## DATA SUPPLIED
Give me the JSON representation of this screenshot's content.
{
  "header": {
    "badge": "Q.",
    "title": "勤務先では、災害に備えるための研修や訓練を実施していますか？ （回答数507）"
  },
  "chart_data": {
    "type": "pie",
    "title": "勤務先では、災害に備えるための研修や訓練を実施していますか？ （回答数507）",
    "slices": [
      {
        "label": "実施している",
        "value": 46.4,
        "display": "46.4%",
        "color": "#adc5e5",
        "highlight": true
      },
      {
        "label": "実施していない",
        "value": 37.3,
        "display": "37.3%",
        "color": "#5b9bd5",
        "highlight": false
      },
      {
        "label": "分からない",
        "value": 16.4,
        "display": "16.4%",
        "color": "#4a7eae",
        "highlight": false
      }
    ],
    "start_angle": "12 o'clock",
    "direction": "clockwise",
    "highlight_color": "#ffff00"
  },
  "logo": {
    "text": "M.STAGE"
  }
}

## WRITTEN INSTRUCTION
Transcribe all lines as written.

## FULL SOLUTION
Give me the JSON representation of this screenshot's content.
{
  "header": {
    "badge": "Q.",
    "title": "勤務先では、災害に備えるための研修や訓練を実施していますか？ （回答数507）"
  },
  "chart_data": {
    "type": "pie",
    "title": "勤務先では、災害に備えるための研修や訓練を実施していますか？ （回答数507）",
    "slices": [
      {
        "label": "実施している",
        "value": 46.4,
        "display": "46.4%",
        "color": "#adc5e5",
        "highlight": true
      },
      {
        "label": "実施していない",
        "value": 37.3,
        "display": "37.3%",
        "color": "#5b9bd5",
        "highlight": false
      },
      {
        "label": "分からない",
        "value": 16.4,
        "display": "16.4%",
        "color": "#4a7eae",
        "highlight": false
      }
    ],
    "start_angle": "12 o'clock",
    "direction": "clockwise",
    "highlight_color": "#ffff00"
  },
  "logo": {
    "text": "M.STAGE"
  }
}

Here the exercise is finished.